Present every line of the items below as a Markdown table with two columns, Row and Line. Put the row number in Row and the line in Line, and omit blank lines.

** Start **

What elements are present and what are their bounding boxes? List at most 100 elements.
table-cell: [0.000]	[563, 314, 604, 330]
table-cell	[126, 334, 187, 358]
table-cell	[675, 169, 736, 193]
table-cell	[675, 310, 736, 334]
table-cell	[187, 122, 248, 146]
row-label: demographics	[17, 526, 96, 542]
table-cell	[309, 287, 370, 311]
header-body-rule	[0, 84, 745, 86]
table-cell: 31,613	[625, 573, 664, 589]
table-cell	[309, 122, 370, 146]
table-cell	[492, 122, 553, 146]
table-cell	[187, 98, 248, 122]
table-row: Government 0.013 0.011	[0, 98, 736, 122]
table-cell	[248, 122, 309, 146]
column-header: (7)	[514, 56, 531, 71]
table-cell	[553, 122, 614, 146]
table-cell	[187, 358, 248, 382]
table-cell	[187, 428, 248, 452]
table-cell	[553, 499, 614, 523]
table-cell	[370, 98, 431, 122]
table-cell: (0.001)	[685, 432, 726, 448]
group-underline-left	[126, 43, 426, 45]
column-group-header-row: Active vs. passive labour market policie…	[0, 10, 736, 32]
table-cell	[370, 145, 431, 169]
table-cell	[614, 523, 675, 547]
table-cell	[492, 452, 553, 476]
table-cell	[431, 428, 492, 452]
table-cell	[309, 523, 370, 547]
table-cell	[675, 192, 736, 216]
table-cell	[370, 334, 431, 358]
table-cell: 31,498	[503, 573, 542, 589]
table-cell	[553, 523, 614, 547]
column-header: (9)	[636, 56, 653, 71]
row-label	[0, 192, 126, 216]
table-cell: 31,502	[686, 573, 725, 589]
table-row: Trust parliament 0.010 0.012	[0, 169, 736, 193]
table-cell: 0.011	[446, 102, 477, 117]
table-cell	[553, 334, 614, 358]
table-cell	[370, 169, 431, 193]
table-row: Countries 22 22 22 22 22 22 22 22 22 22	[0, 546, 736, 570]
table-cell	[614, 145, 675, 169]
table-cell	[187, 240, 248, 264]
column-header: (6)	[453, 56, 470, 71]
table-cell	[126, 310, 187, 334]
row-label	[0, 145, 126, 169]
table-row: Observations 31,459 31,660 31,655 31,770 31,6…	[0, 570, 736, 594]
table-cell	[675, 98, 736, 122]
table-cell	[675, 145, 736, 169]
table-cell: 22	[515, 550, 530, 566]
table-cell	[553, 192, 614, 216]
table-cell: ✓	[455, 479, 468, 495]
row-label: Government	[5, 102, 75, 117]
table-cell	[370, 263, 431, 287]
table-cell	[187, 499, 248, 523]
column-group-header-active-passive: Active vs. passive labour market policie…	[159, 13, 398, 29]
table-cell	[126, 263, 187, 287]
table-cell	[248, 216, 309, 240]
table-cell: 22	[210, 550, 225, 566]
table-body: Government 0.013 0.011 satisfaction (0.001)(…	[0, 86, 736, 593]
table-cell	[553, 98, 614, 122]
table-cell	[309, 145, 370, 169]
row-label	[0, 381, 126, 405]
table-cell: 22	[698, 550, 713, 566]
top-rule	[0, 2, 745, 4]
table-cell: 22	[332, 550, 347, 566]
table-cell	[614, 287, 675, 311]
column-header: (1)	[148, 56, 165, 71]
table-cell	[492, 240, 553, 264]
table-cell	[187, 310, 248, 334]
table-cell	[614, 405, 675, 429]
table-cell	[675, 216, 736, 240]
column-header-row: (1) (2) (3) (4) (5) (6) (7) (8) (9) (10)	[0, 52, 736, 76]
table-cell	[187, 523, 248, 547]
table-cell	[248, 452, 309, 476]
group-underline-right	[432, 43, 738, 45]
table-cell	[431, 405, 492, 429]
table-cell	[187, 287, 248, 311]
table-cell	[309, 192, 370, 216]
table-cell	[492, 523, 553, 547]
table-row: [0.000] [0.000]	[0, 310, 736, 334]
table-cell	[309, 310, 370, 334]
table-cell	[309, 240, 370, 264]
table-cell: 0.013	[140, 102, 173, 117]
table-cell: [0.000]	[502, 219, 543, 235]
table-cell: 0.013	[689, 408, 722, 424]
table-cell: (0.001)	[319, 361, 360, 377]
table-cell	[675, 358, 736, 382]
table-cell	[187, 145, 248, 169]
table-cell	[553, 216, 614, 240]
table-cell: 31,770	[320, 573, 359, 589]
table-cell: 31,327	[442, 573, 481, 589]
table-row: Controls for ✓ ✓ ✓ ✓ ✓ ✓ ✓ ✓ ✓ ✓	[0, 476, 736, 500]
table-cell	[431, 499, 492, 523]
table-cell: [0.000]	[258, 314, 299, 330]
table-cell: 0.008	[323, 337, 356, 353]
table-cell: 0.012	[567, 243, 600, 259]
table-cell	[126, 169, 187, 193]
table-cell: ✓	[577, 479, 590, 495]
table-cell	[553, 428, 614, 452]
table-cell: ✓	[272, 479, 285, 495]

** End **

▶ Written solution
| Row | Line |
|---|---|
| 1 | What elements are present and what are their bounding boxes? List at most 100 elements. |
| 2 | table-cell: [0.000]	[563, 314, 604, 330] |
| 3 | table-cell	[126, 334, 187, 358] |
| 4 | table-cell	[675, 169, 736, 193] |
| 5 | table-cell	[675, 310, 736, 334] |
| 6 | table-cell	[187, 122, 248, 146] |
| 7 | row-label: demographics	[17, 526, 96, 542] |
| 8 | table-cell	[309, 287, 370, 311] |
| 9 | header-body-rule	[0, 84, 745, 86] |
| 10 | table-cell: 31,613	[625, 573, 664, 589] |
| 11 | table-cell	[309, 122, 370, 146] |
| 12 | table-cell	[492, 122, 553, 146] |
| 13 | table-cell	[187, 98, 248, 122] |
| 14 | table-row: Government 0.013 0.011	[0, 98, 736, 122] |
| 15 | table-cell	[248, 122, 309, 146] |
| 16 | column-header: (7)	[514, 56, 531, 71] |
| 17 | table-cell	[553, 122, 614, 146] |
| 18 | table-cell	[187, 358, 248, 382] |
| 19 | table-cell	[187, 428, 248, 452] |
| 20 | table-cell	[553, 499, 614, 523] |
| 21 | table-cell	[370, 98, 431, 122] |
| 22 | table-cell: (0.001)	[685, 432, 726, 448] |
| 23 | group-underline-left	[126, 43, 426, 45] |
| 24 | column-group-header-row: Active vs. passive labour market policie…	[0, 10, 736, 32] |
| 25 | table-cell	[370, 145, 431, 169] |
| 26 | table-cell	[614, 523, 675, 547] |
| 27 | table-cell	[492, 452, 553, 476] |
| 28 | table-cell	[431, 428, 492, 452] |
| 29 | table-cell	[309, 523, 370, 547] |
| 30 | table-cell	[675, 192, 736, 216] |
| 31 | table-cell	[370, 334, 431, 358] |
| 32 | table-cell: 31,498	[503, 573, 542, 589] |
| 33 | table-cell	[553, 523, 614, 547] |
| 34 | column-header: (9)	[636, 56, 653, 71] |
| 35 | row-label	[0, 192, 126, 216] |
| 36 | table-cell: 31,502	[686, 573, 725, 589] |
| 37 | table-row: Trust parliament 0.010 0.012	[0, 169, 736, 193] |
| 38 | table-cell: 0.011	[446, 102, 477, 117] |
| 39 | table-cell	[553, 334, 614, 358] |
| 40 | table-cell	[370, 169, 431, 193] |
| 41 | table-row: Countries 22 22 22 22 22 22 22 22 22 22	[0, 546, 736, 570] |
| 42 | table-cell	[614, 145, 675, 169] |
| 43 | table-cell	[187, 240, 248, 264] |
| 44 | column-header: (6)	[453, 56, 470, 71] |
| 45 | table-cell	[126, 310, 187, 334] |
| 46 | row-label	[0, 145, 126, 169] |
| 47 | table-row: Observations 31,459 31,660 31,655 31,770 31,6…	[0, 570, 736, 594] |
| 48 | table-cell	[675, 98, 736, 122] |
| 49 | table-cell	[675, 145, 736, 169] |
| 50 | table-cell: 22	[515, 550, 530, 566] |
| 51 | table-cell	[553, 192, 614, 216] |
| 52 | table-cell: ✓	[455, 479, 468, 495] |
| 53 | row-label: Government	[5, 102, 75, 117] |
| 54 | table-cell	[370, 263, 431, 287] |
| 55 | table-cell	[187, 499, 248, 523] |
| 56 | column-group-header-active-passive: Active vs. passive labour market policie…	[159, 13, 398, 29] |
| 57 | table-cell	[126, 263, 187, 287] |
| 58 | table-cell	[248, 216, 309, 240] |
| 59 | table-cell: 22	[210, 550, 225, 566] |
| 60 | table-body: Government 0.013 0.011 satisfaction (0.001)(…	[0, 86, 736, 593] |
| 61 | table-cell	[553, 98, 614, 122] |
| 62 | table-cell	[309, 145, 370, 169] |
| 63 | row-label	[0, 381, 126, 405] |
| 64 | table-cell: 22	[698, 550, 713, 566] |
| 65 | top-rule	[0, 2, 745, 4] |
| 66 | table-cell: 22	[332, 550, 347, 566] |
| 67 | table-cell	[614, 287, 675, 311] |
| 68 | column-header: (1)	[148, 56, 165, 71] |
| 69 | table-cell	[492, 240, 553, 264] |
| 70 | table-cell	[187, 310, 248, 334] |
| 71 | table-cell	[614, 405, 675, 429] |
| 72 | table-cell	[675, 216, 736, 240] |
| 73 | column-header-row: (1) (2) (3) (4) (5) (6) (7) (8) (9) (10)	[0, 52, 736, 76] |
| 74 | table-cell	[187, 523, 248, 547] |
| 75 | table-cell	[248, 452, 309, 476] |
| 76 | group-underline-right	[432, 43, 738, 45] |
| 77 | table-cell	[431, 405, 492, 429] |
| 78 | table-cell	[187, 287, 248, 311] |
| 79 | table-cell	[309, 192, 370, 216] |
| 80 | table-cell	[492, 523, 553, 547] |
| 81 | table-row: [0.000] [0.000]	[0, 310, 736, 334] |
| 82 | table-cell	[309, 310, 370, 334] |
| 83 | table-cell	[309, 240, 370, 264] |
| 84 | table-cell: 0.013	[140, 102, 173, 117] |
| 85 | table-cell: [0.000]	[502, 219, 543, 235] |
| 86 | table-cell: 0.013	[689, 408, 722, 424] |
| 87 | table-cell: (0.001)	[319, 361, 360, 377] |
| 88 | table-cell	[675, 358, 736, 382] |
| 89 | table-cell	[187, 145, 248, 169] |
| 90 | table-cell	[553, 216, 614, 240] |
| 91 | table-cell: 31,770	[320, 573, 359, 589] |
| 92 | table-cell: 31,327	[442, 573, 481, 589] |
| 93 | table-row: Controls for ✓ ✓ ✓ ✓ ✓ ✓ ✓ ✓ ✓ ✓	[0, 476, 736, 500] |
| 94 | table-cell	[431, 499, 492, 523] |
| 95 | table-cell: [0.000]	[258, 314, 299, 330] |
| 96 | table-cell: 0.008	[323, 337, 356, 353] |
| 97 | table-cell: 0.012	[567, 243, 600, 259] |
| 98 | table-cell	[126, 169, 187, 193] |
| 99 | table-cell: ✓	[577, 479, 590, 495] |
| 100 | table-cell	[553, 428, 614, 452] |
| 101 | table-cell: ✓	[272, 479, 285, 495] |